* Given request *
Copy all lines holding the word "name" from the entries.

Figure data in JSON

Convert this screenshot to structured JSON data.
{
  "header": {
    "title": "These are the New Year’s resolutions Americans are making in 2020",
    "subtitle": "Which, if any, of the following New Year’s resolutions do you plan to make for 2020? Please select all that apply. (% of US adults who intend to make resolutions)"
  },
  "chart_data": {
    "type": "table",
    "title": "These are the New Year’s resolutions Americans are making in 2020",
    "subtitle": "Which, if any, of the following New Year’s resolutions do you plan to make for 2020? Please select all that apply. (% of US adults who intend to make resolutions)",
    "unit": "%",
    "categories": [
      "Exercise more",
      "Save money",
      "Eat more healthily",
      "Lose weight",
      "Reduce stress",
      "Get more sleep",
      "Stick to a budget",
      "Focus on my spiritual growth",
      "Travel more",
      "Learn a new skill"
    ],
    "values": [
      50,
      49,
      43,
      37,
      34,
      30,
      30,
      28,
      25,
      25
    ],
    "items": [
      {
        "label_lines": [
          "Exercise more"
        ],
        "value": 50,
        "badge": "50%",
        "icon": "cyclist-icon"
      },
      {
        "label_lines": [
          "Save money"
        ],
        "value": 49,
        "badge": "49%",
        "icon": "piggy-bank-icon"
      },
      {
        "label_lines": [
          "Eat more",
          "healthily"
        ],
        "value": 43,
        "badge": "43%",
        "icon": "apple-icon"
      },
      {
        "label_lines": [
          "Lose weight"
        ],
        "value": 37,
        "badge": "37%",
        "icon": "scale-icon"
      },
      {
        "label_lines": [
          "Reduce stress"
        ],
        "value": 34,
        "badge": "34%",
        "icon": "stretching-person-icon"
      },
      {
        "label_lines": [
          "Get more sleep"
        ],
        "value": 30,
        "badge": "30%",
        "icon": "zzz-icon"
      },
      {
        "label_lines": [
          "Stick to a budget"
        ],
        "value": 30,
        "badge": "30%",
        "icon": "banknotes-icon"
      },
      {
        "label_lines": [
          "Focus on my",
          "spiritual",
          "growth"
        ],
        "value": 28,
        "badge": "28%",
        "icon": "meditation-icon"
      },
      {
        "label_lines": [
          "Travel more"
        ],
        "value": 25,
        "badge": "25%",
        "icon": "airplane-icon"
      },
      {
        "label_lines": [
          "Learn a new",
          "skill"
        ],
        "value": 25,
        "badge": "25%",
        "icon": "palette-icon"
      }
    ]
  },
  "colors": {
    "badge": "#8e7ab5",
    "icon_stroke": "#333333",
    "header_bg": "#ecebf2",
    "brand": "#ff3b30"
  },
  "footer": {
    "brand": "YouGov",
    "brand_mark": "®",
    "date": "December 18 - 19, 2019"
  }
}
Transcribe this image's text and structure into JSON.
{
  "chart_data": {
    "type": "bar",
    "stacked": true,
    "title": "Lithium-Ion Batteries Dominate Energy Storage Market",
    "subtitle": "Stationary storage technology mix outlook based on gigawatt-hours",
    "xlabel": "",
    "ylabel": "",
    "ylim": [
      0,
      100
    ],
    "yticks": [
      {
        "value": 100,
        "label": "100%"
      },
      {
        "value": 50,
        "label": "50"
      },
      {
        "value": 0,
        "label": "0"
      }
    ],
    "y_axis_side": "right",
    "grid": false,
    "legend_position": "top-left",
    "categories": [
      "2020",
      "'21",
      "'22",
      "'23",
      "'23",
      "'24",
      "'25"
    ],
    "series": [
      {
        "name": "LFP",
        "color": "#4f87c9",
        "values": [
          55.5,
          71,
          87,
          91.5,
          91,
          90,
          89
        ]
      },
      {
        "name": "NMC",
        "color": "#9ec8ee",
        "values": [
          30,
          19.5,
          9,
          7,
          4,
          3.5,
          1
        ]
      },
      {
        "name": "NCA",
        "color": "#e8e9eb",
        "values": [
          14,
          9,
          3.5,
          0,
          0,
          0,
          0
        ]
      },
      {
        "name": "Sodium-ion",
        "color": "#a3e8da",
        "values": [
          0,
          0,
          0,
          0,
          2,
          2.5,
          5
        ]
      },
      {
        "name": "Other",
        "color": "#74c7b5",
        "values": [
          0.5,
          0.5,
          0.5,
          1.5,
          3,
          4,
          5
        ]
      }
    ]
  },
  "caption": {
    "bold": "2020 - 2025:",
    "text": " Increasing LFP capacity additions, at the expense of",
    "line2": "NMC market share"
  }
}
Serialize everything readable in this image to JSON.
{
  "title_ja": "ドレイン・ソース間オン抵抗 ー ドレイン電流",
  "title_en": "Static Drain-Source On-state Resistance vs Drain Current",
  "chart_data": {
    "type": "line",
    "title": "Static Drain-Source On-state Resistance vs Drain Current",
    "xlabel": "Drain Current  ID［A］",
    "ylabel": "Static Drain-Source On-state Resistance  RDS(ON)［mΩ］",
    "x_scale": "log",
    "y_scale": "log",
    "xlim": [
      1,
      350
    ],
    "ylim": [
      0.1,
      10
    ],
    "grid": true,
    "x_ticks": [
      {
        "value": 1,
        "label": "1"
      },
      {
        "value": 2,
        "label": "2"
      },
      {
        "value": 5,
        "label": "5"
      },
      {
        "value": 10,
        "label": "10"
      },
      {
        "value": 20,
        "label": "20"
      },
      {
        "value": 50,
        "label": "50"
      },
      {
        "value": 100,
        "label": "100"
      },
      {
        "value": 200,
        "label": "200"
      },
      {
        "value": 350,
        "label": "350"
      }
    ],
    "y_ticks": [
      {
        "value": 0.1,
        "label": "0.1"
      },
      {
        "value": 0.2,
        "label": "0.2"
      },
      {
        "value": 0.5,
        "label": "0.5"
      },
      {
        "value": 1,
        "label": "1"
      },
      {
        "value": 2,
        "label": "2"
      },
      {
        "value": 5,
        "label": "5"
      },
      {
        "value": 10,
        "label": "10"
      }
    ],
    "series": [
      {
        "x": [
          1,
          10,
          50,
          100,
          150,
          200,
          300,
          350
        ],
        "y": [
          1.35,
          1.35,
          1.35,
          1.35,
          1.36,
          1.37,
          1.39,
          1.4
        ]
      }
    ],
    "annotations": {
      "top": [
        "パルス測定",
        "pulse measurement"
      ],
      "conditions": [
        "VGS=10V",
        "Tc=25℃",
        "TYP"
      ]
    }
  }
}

* Final result *
        "name": "LFP",
        "name": "NMC",
        "name": "NCA",
        "name": "Sodium-ion",
        "name": "Other",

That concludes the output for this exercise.